--- Task ---
Identify and copy all lines of the material where the string "week" is found.

Collected data
::::::::::

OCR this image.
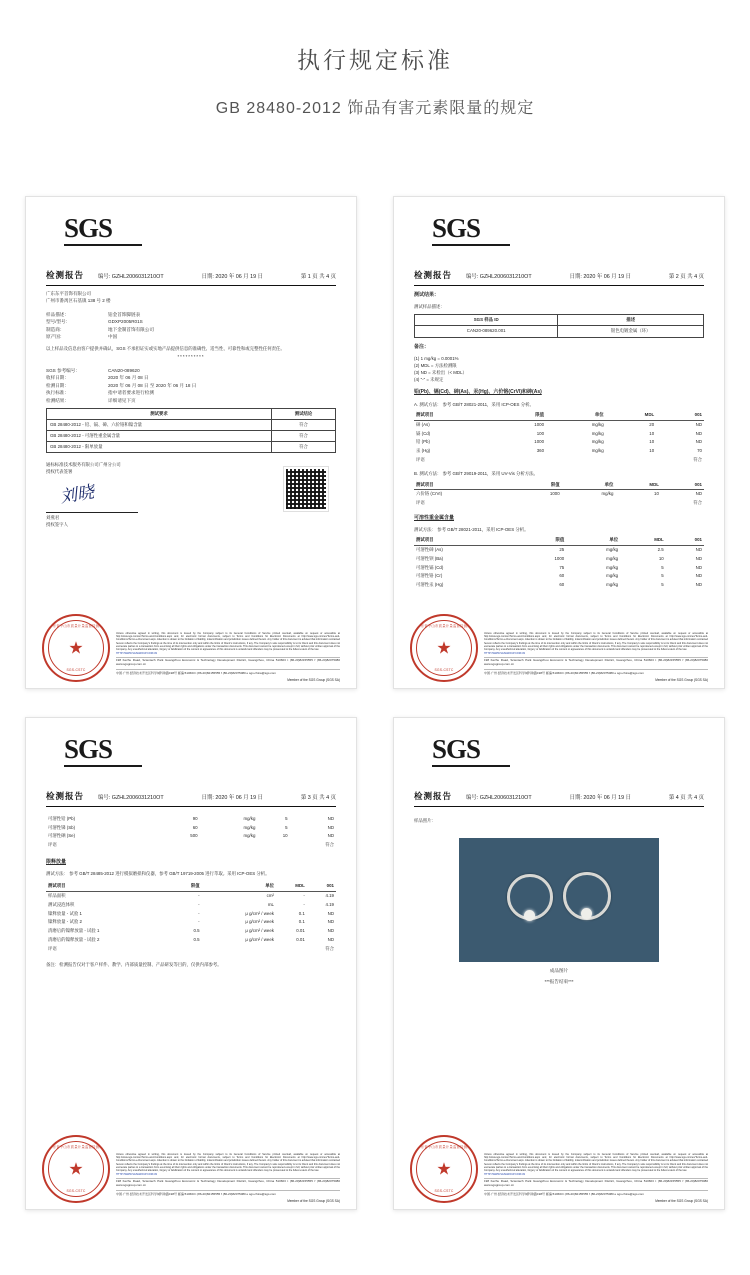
执行规定标准
GB 28480-2012 饰品有害元素限量的规定
SGS
检测报告	编号: GZHL2006031210OT	日期: 2020 年 06 月 19 日	第 1 页 共 4 页
广东东平首饰有限公司
广州市番禺区石基镇 138 号 2 楼
样品描述：	铂金首饰脚链表
型号/型号：	GDXP2005R01S
制造商：	地下金制首饰有限公司
原产国：	中国
以上样品及信息由客户提供并确认，SGS 不承担证实或实地产品提供信息的准确性、适当性、可靠性和或完整性任何责任。
**********
SGS 参考编号：	CAN20-089620
收样日期：	2020 年 06 月 08 日
检测日期：	2020 年 06 月 08 日 至 2020 年 06 月 18 日
执行标准：	指中请者要求进行检测
检测结果：	详细请见下页
测试要求	测试结论
GB 28480-2012 - 铅、镉、砷、六价铬和镍含量	符合
GB 28480-2012 - 可溶性重金属含量	符合
GB 28480-2012 - 限单放量	符合
通标标准技术服务有限公司广州分公司
授权代表签署
刘晓
刘燕君
授权签字人
广东省中山市质量计量监督检测所
★
SGS-CSTC
Unless otherwise agreed in writing, this document is issued by the Company subject to its General Conditions of Service printed overleaf, available on request or accessible at http://www.sgs.com/en/Terms-and-Conditions.aspx and, for electronic format documents, subject to Terms and Conditions for Electronic Documents at http://www.sgs.com/en/Terms-and-Conditions/Terms-e-Document.aspx. Attention is drawn to the limitation of liability, indemnification and jurisdiction issues defined therein. Any holder of this document is advised that information contained hereon reflects the Company's findings at the time of its intervention only and within the limits of Client's instructions, if any. The Company's sole responsibility is to its Client and this document does not exonerate parties to a transaction from exercising all their rights and obligations under the transaction documents. This document cannot be reproduced except in full, without prior written approval of the Company. Any unauthorized alteration, forgery or falsification of the content or appearance of this document is unlawful and offenders may be prosecuted to the fullest extent of the law.
HTTP://WWW.SGSGROUP.COM.CN
198 Kezhu Road, Scientech Park Guangzhou Economic & Technology Development District, Guangzhou, China 510663 t (86-20)82155555 f (86-20)82075080 www.sgsgroup.com.cn
中国·广州·经济技术开发区科学城科珠路198号 邮编:510663 t (86-20)82155555 f (86-20)82075080 e sgs.china@sgs.com
Member of the SGS Group (SGS SA)
SGS
检测报告	编号: GZHL2006031210OT	日期: 2020 年 06 月 19 日	第 2 页 共 4 页
测试结果：
测试样品描述：
SGS 样品 ID	描述
CAN20-089620.001	银色电镀金属（环）
备注：
(1) 1 mg/kg = 0.0001%
(2) MDL = 方法检测限
(3) ND = 未检出（< MDL）
(4) "-" = 未规定
铅(Pb)、镉(Cd)、砷(As)、汞(Hg)、六价铬(CrVI)和砷(As)
A. 测试方法： 参考 GB/T 28021-2011，采用 ICP-OES 分析。
测试项目	限值	单位	MDL	001
砷 (As)	1000	mg/kg	20	ND
镉 (Cd)	100	mg/kg	10	ND
铅 (Pb)	1000	mg/kg	10	ND
汞 (Hg)	360	mg/kg	10	70
评语				符合
B. 测试方法： 参考 GB/T 29019-2011，采用 UV-Vis 分析方法。
测试项目	限值	单位	MDL	001
六价铬 (CrVI)	1000	mg/kg	10	ND
评语				符合
可溶性重金属含量
测试方法： 参考 GB/T 28021-2011，采用 ICP-OES 分析。
测试项目	限值	单位	MDL	001
可溶性砷 (As)	25	mg/kg	2.5	ND
可溶性钡 (Ba)	1000	mg/kg	10	ND
可溶性镉 (Cd)	75	mg/kg	5	ND
可溶性铬 (Cr)	60	mg/kg	5	ND
可溶性汞 (Hg)	60	mg/kg	5	ND
广东省中山市质量计量监督检测所
★
SGS-CSTC
Unless otherwise agreed in writing, this document is issued by the Company subject to its General Conditions of Service printed overleaf, available on request or accessible at http://www.sgs.com/en/Terms-and-Conditions.aspx and, for electronic format documents, subject to Terms and Conditions for Electronic Documents at http://www.sgs.com/en/Terms-and-Conditions/Terms-e-Document.aspx. Attention is drawn to the limitation of liability, indemnification and jurisdiction issues defined therein. Any holder of this document is advised that information contained hereon reflects the Company's findings at the time of its intervention only and within the limits of Client's instructions, if any. The Company's sole responsibility is to its Client and this document does not exonerate parties to a transaction from exercising all their rights and obligations under the transaction documents. This document cannot be reproduced except in full, without prior written approval of the Company. Any unauthorized alteration, forgery or falsification of the content or appearance of this document is unlawful and offenders may be prosecuted to the fullest extent of the law.
HTTP://WWW.SGSGROUP.COM.CN
198 Kezhu Road, Scientech Park Guangzhou Economic & Technology Development District, Guangzhou, China 510663 t (86-20)82155555 f (86-20)82075080 www.sgsgroup.com.cn
中国·广州·经济技术开发区科学城科珠路198号 邮编:510663 t (86-20)82155555 f (86-20)82075080 e sgs.china@sgs.com
Member of the SGS Group (SGS SA)
SGS
检测报告	编号: GZHL2006031210OT	日期: 2020 年 06 月 19 日	第 3 页 共 4 页
可溶性铅 (Pb)	90	mg/kg	5	ND
可溶性锑 (Sb)	60	mg/kg	5	ND
可溶性硒 (Se)	500	mg/kg	10	ND
评语				符合
限释放量
测试方法： 参考 GB/T 28485-2012 进行模拟磨损和仪器，参考 GB/T 19719-2005 进行萃取。采用 ICP-OES 分析。
测试项目	限值	单位	MDL	001
样品面积	-	cm²	-	4.19
测试浸泡体积	-	mL	-	4.19
镍释放量 - 试验 1	-	μ g/cm² / week	0.1	ND
镍释放量 - 试验 2	-	μ g/cm² / week	0.1	ND
清磨后的镍释放量 - 试验 1	0.5	μ g/cm² / week	0.01	ND
清磨后的镍释放量 - 试验 2	0.5	μ g/cm² / week	0.01	ND
评语				符合
备注：检测报告仅对于客户样件、教学、内部质量控制、产品研发等目的，仅供内部参考。
广东省中山市质量计量监督检测所
★
SGS-CSTC
Unless otherwise agreed in writing, this document is issued by the Company subject to its General Conditions of Service printed overleaf, available on request or accessible at http://www.sgs.com/en/Terms-and-Conditions.aspx and, for electronic format documents, subject to Terms and Conditions for Electronic Documents at http://www.sgs.com/en/Terms-and-Conditions/Terms-e-Document.aspx. Attention is drawn to the limitation of liability, indemnification and jurisdiction issues defined therein. Any holder of this document is advised that information contained hereon reflects the Company's findings at the time of its intervention only and within the limits of Client's instructions, if any. The Company's sole responsibility is to its Client and this document does not exonerate parties to a transaction from exercising all their rights and obligations under the transaction documents. This document cannot be reproduced except in full, without prior written approval of the Company. Any unauthorized alteration, forgery or falsification of the content or appearance of this document is unlawful and offenders may be prosecuted to the fullest extent of the law.
HTTP://WWW.SGSGROUP.COM.CN
198 Kezhu Road, Scientech Park Guangzhou Economic & Technology Development District, Guangzhou, China 510663 t (86-20)82155555 f (86-20)82075080 www.sgsgroup.com.cn
中国·广州·经济技术开发区科学城科珠路198号 邮编:510663 t (86-20)82155555 f (86-20)82075080 e sgs.china@sgs.com
Member of the SGS Group (SGS SA)
SGS
检测报告	编号: GZHL2006031210OT	日期: 2020 年 06 月 19 日	第 4 页 共 4 页
样品照片：
成品图片
***报告结束***
广东省中山市质量计量监督检测所
★
SGS-CSTC
Unless otherwise agreed in writing, this document is issued by the Company subject to its General Conditions of Service printed overleaf, available on request or accessible at http://www.sgs.com/en/Terms-and-Conditions.aspx and, for electronic format documents, subject to Terms and Conditions for Electronic Documents at http://www.sgs.com/en/Terms-and-Conditions/Terms-e-Document.aspx. Attention is drawn to the limitation of liability, indemnification and jurisdiction issues defined therein. Any holder of this document is advised that information contained hereon reflects the Company's findings at the time of its intervention only and within the limits of Client's instructions, if any. The Company's sole responsibility is to its Client and this document does not exonerate parties to a transaction from exercising all their rights and obligations under the transaction documents. This document cannot be reproduced except in full, without prior written approval of the Company. Any unauthorized alteration, forgery or falsification of the content or appearance of this document is unlawful and offenders may be prosecuted to the fullest extent of the law.
HTTP://WWW.SGSGROUP.COM.CN
198 Kezhu Road, Scientech Park Guangzhou Economic & Technology Development District, Guangzhou, China 510663 t (86-20)82155555 f (86-20)82075080 www.sgsgroup.com.cn
中国·广州·经济技术开发区科学城科珠路198号 邮编:510663 t (86-20)82155555 f (86-20)82075080 e sgs.china@sgs.com
Member of the SGS Group (SGS SA)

::::::::::

--- Solution below ---
镍释放量 - 试验 1	-	μ g/cm² / week	0.1	ND
镍释放量 - 试验 2	-	μ g/cm² / week	0.1	ND
清磨后的镍释放量 - 试验 1	0.5	μ g/cm² / week	0.01	ND
清磨后的镍释放量 - 试验 2	0.5	μ g/cm² / week	0.01	ND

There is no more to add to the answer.